Set exercise –
Copy nothing but the text: repeat each entry exactly and drop the images.

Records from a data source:
+---+

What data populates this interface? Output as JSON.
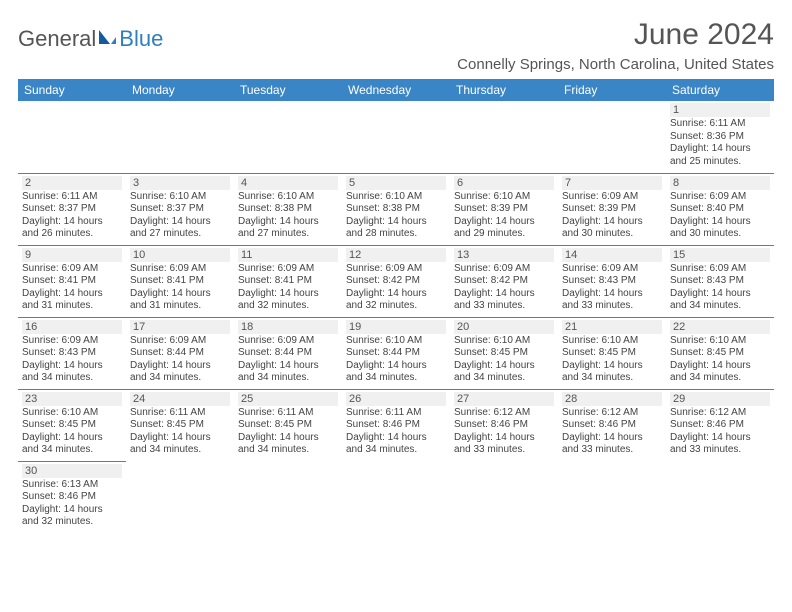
{
  "logo": {
    "text_general": "General",
    "text_blue": "Blue"
  },
  "title": "June 2024",
  "location": "Connelly Springs, North Carolina, United States",
  "colors": {
    "header_bg": "#3a85c6",
    "header_text": "#ffffff",
    "border": "#3a85c6",
    "daynum_bg": "#f0f0f0",
    "text": "#444444",
    "title_text": "#555555",
    "logo_blue": "#2f7ec0"
  },
  "typography": {
    "title_fontsize": 30,
    "location_fontsize": 15,
    "dayheader_fontsize": 12,
    "daynum_fontsize": 11,
    "info_fontsize": 10
  },
  "day_headers": [
    "Sunday",
    "Monday",
    "Tuesday",
    "Wednesday",
    "Thursday",
    "Friday",
    "Saturday"
  ],
  "weeks": [
    [
      null,
      null,
      null,
      null,
      null,
      null,
      {
        "n": "1",
        "sr": "Sunrise: 6:11 AM",
        "ss": "Sunset: 8:36 PM",
        "dl": "Daylight: 14 hours and 25 minutes."
      }
    ],
    [
      {
        "n": "2",
        "sr": "Sunrise: 6:11 AM",
        "ss": "Sunset: 8:37 PM",
        "dl": "Daylight: 14 hours and 26 minutes."
      },
      {
        "n": "3",
        "sr": "Sunrise: 6:10 AM",
        "ss": "Sunset: 8:37 PM",
        "dl": "Daylight: 14 hours and 27 minutes."
      },
      {
        "n": "4",
        "sr": "Sunrise: 6:10 AM",
        "ss": "Sunset: 8:38 PM",
        "dl": "Daylight: 14 hours and 27 minutes."
      },
      {
        "n": "5",
        "sr": "Sunrise: 6:10 AM",
        "ss": "Sunset: 8:38 PM",
        "dl": "Daylight: 14 hours and 28 minutes."
      },
      {
        "n": "6",
        "sr": "Sunrise: 6:10 AM",
        "ss": "Sunset: 8:39 PM",
        "dl": "Daylight: 14 hours and 29 minutes."
      },
      {
        "n": "7",
        "sr": "Sunrise: 6:09 AM",
        "ss": "Sunset: 8:39 PM",
        "dl": "Daylight: 14 hours and 30 minutes."
      },
      {
        "n": "8",
        "sr": "Sunrise: 6:09 AM",
        "ss": "Sunset: 8:40 PM",
        "dl": "Daylight: 14 hours and 30 minutes."
      }
    ],
    [
      {
        "n": "9",
        "sr": "Sunrise: 6:09 AM",
        "ss": "Sunset: 8:41 PM",
        "dl": "Daylight: 14 hours and 31 minutes."
      },
      {
        "n": "10",
        "sr": "Sunrise: 6:09 AM",
        "ss": "Sunset: 8:41 PM",
        "dl": "Daylight: 14 hours and 31 minutes."
      },
      {
        "n": "11",
        "sr": "Sunrise: 6:09 AM",
        "ss": "Sunset: 8:41 PM",
        "dl": "Daylight: 14 hours and 32 minutes."
      },
      {
        "n": "12",
        "sr": "Sunrise: 6:09 AM",
        "ss": "Sunset: 8:42 PM",
        "dl": "Daylight: 14 hours and 32 minutes."
      },
      {
        "n": "13",
        "sr": "Sunrise: 6:09 AM",
        "ss": "Sunset: 8:42 PM",
        "dl": "Daylight: 14 hours and 33 minutes."
      },
      {
        "n": "14",
        "sr": "Sunrise: 6:09 AM",
        "ss": "Sunset: 8:43 PM",
        "dl": "Daylight: 14 hours and 33 minutes."
      },
      {
        "n": "15",
        "sr": "Sunrise: 6:09 AM",
        "ss": "Sunset: 8:43 PM",
        "dl": "Daylight: 14 hours and 34 minutes."
      }
    ],
    [
      {
        "n": "16",
        "sr": "Sunrise: 6:09 AM",
        "ss": "Sunset: 8:43 PM",
        "dl": "Daylight: 14 hours and 34 minutes."
      },
      {
        "n": "17",
        "sr": "Sunrise: 6:09 AM",
        "ss": "Sunset: 8:44 PM",
        "dl": "Daylight: 14 hours and 34 minutes."
      },
      {
        "n": "18",
        "sr": "Sunrise: 6:09 AM",
        "ss": "Sunset: 8:44 PM",
        "dl": "Daylight: 14 hours and 34 minutes."
      },
      {
        "n": "19",
        "sr": "Sunrise: 6:10 AM",
        "ss": "Sunset: 8:44 PM",
        "dl": "Daylight: 14 hours and 34 minutes."
      },
      {
        "n": "20",
        "sr": "Sunrise: 6:10 AM",
        "ss": "Sunset: 8:45 PM",
        "dl": "Daylight: 14 hours and 34 minutes."
      },
      {
        "n": "21",
        "sr": "Sunrise: 6:10 AM",
        "ss": "Sunset: 8:45 PM",
        "dl": "Daylight: 14 hours and 34 minutes."
      },
      {
        "n": "22",
        "sr": "Sunrise: 6:10 AM",
        "ss": "Sunset: 8:45 PM",
        "dl": "Daylight: 14 hours and 34 minutes."
      }
    ],
    [
      {
        "n": "23",
        "sr": "Sunrise: 6:10 AM",
        "ss": "Sunset: 8:45 PM",
        "dl": "Daylight: 14 hours and 34 minutes."
      },
      {
        "n": "24",
        "sr": "Sunrise: 6:11 AM",
        "ss": "Sunset: 8:45 PM",
        "dl": "Daylight: 14 hours and 34 minutes."
      },
      {
        "n": "25",
        "sr": "Sunrise: 6:11 AM",
        "ss": "Sunset: 8:45 PM",
        "dl": "Daylight: 14 hours and 34 minutes."
      },
      {
        "n": "26",
        "sr": "Sunrise: 6:11 AM",
        "ss": "Sunset: 8:46 PM",
        "dl": "Daylight: 14 hours and 34 minutes."
      },
      {
        "n": "27",
        "sr": "Sunrise: 6:12 AM",
        "ss": "Sunset: 8:46 PM",
        "dl": "Daylight: 14 hours and 33 minutes."
      },
      {
        "n": "28",
        "sr": "Sunrise: 6:12 AM",
        "ss": "Sunset: 8:46 PM",
        "dl": "Daylight: 14 hours and 33 minutes."
      },
      {
        "n": "29",
        "sr": "Sunrise: 6:12 AM",
        "ss": "Sunset: 8:46 PM",
        "dl": "Daylight: 14 hours and 33 minutes."
      }
    ],
    [
      {
        "n": "30",
        "sr": "Sunrise: 6:13 AM",
        "ss": "Sunset: 8:46 PM",
        "dl": "Daylight: 14 hours and 32 minutes."
      },
      null,
      null,
      null,
      null,
      null,
      null
    ]
  ]
}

+---+

Answer for this exercise –
What data populates this interface? Output as JSON.
{
  "logo": {
    "text_general": "General",
    "text_blue": "Blue"
  },
  "title": "June 2024",
  "location": "Connelly Springs, North Carolina, United States",
  "colors": {
    "header_bg": "#3a85c6",
    "header_text": "#ffffff",
    "border": "#3a85c6",
    "daynum_bg": "#f0f0f0",
    "text": "#444444",
    "title_text": "#555555",
    "logo_blue": "#2f7ec0"
  },
  "typography": {
    "title_fontsize": 30,
    "location_fontsize": 15,
    "dayheader_fontsize": 12,
    "daynum_fontsize": 11,
    "info_fontsize": 10
  },
  "day_headers": [
    "Sunday",
    "Monday",
    "Tuesday",
    "Wednesday",
    "Thursday",
    "Friday",
    "Saturday"
  ],
  "weeks": [
    [
      null,
      null,
      null,
      null,
      null,
      null,
      {
        "n": "1",
        "sr": "Sunrise: 6:11 AM",
        "ss": "Sunset: 8:36 PM",
        "dl": "Daylight: 14 hours and 25 minutes."
      }
    ],
    [
      {
        "n": "2",
        "sr": "Sunrise: 6:11 AM",
        "ss": "Sunset: 8:37 PM",
        "dl": "Daylight: 14 hours and 26 minutes."
      },
      {
        "n": "3",
        "sr": "Sunrise: 6:10 AM",
        "ss": "Sunset: 8:37 PM",
        "dl": "Daylight: 14 hours and 27 minutes."
      },
      {
        "n": "4",
        "sr": "Sunrise: 6:10 AM",
        "ss": "Sunset: 8:38 PM",
        "dl": "Daylight: 14 hours and 27 minutes."
      },
      {
        "n": "5",
        "sr": "Sunrise: 6:10 AM",
        "ss": "Sunset: 8:38 PM",
        "dl": "Daylight: 14 hours and 28 minutes."
      },
      {
        "n": "6",
        "sr": "Sunrise: 6:10 AM",
        "ss": "Sunset: 8:39 PM",
        "dl": "Daylight: 14 hours and 29 minutes."
      },
      {
        "n": "7",
        "sr": "Sunrise: 6:09 AM",
        "ss": "Sunset: 8:39 PM",
        "dl": "Daylight: 14 hours and 30 minutes."
      },
      {
        "n": "8",
        "sr": "Sunrise: 6:09 AM",
        "ss": "Sunset: 8:40 PM",
        "dl": "Daylight: 14 hours and 30 minutes."
      }
    ],
    [
      {
        "n": "9",
        "sr": "Sunrise: 6:09 AM",
        "ss": "Sunset: 8:41 PM",
        "dl": "Daylight: 14 hours and 31 minutes."
      },
      {
        "n": "10",
        "sr": "Sunrise: 6:09 AM",
        "ss": "Sunset: 8:41 PM",
        "dl": "Daylight: 14 hours and 31 minutes."
      },
      {
        "n": "11",
        "sr": "Sunrise: 6:09 AM",
        "ss": "Sunset: 8:41 PM",
        "dl": "Daylight: 14 hours and 32 minutes."
      },
      {
        "n": "12",
        "sr": "Sunrise: 6:09 AM",
        "ss": "Sunset: 8:42 PM",
        "dl": "Daylight: 14 hours and 32 minutes."
      },
      {
        "n": "13",
        "sr": "Sunrise: 6:09 AM",
        "ss": "Sunset: 8:42 PM",
        "dl": "Daylight: 14 hours and 33 minutes."
      },
      {
        "n": "14",
        "sr": "Sunrise: 6:09 AM",
        "ss": "Sunset: 8:43 PM",
        "dl": "Daylight: 14 hours and 33 minutes."
      },
      {
        "n": "15",
        "sr": "Sunrise: 6:09 AM",
        "ss": "Sunset: 8:43 PM",
        "dl": "Daylight: 14 hours and 34 minutes."
      }
    ],
    [
      {
        "n": "16",
        "sr": "Sunrise: 6:09 AM",
        "ss": "Sunset: 8:43 PM",
        "dl": "Daylight: 14 hours and 34 minutes."
      },
      {
        "n": "17",
        "sr": "Sunrise: 6:09 AM",
        "ss": "Sunset: 8:44 PM",
        "dl": "Daylight: 14 hours and 34 minutes."
      },
      {
        "n": "18",
        "sr": "Sunrise: 6:09 AM",
        "ss": "Sunset: 8:44 PM",
        "dl": "Daylight: 14 hours and 34 minutes."
      },
      {
        "n": "19",
        "sr": "Sunrise: 6:10 AM",
        "ss": "Sunset: 8:44 PM",
        "dl": "Daylight: 14 hours and 34 minutes."
      },
      {
        "n": "20",
        "sr": "Sunrise: 6:10 AM",
        "ss": "Sunset: 8:45 PM",
        "dl": "Daylight: 14 hours and 34 minutes."
      },
      {
        "n": "21",
        "sr": "Sunrise: 6:10 AM",
        "ss": "Sunset: 8:45 PM",
        "dl": "Daylight: 14 hours and 34 minutes."
      },
      {
        "n": "22",
        "sr": "Sunrise: 6:10 AM",
        "ss": "Sunset: 8:45 PM",
        "dl": "Daylight: 14 hours and 34 minutes."
      }
    ],
    [
      {
        "n": "23",
        "sr": "Sunrise: 6:10 AM",
        "ss": "Sunset: 8:45 PM",
        "dl": "Daylight: 14 hours and 34 minutes."
      },
      {
        "n": "24",
        "sr": "Sunrise: 6:11 AM",
        "ss": "Sunset: 8:45 PM",
        "dl": "Daylight: 14 hours and 34 minutes."
      },
      {
        "n": "25",
        "sr": "Sunrise: 6:11 AM",
        "ss": "Sunset: 8:45 PM",
        "dl": "Daylight: 14 hours and 34 minutes."
      },
      {
        "n": "26",
        "sr": "Sunrise: 6:11 AM",
        "ss": "Sunset: 8:46 PM",
        "dl": "Daylight: 14 hours and 34 minutes."
      },
      {
        "n": "27",
        "sr": "Sunrise: 6:12 AM",
        "ss": "Sunset: 8:46 PM",
        "dl": "Daylight: 14 hours and 33 minutes."
      },
      {
        "n": "28",
        "sr": "Sunrise: 6:12 AM",
        "ss": "Sunset: 8:46 PM",
        "dl": "Daylight: 14 hours and 33 minutes."
      },
      {
        "n": "29",
        "sr": "Sunrise: 6:12 AM",
        "ss": "Sunset: 8:46 PM",
        "dl": "Daylight: 14 hours and 33 minutes."
      }
    ],
    [
      {
        "n": "30",
        "sr": "Sunrise: 6:13 AM",
        "ss": "Sunset: 8:46 PM",
        "dl": "Daylight: 14 hours and 32 minutes."
      },
      null,
      null,
      null,
      null,
      null,
      null
    ]
  ]
}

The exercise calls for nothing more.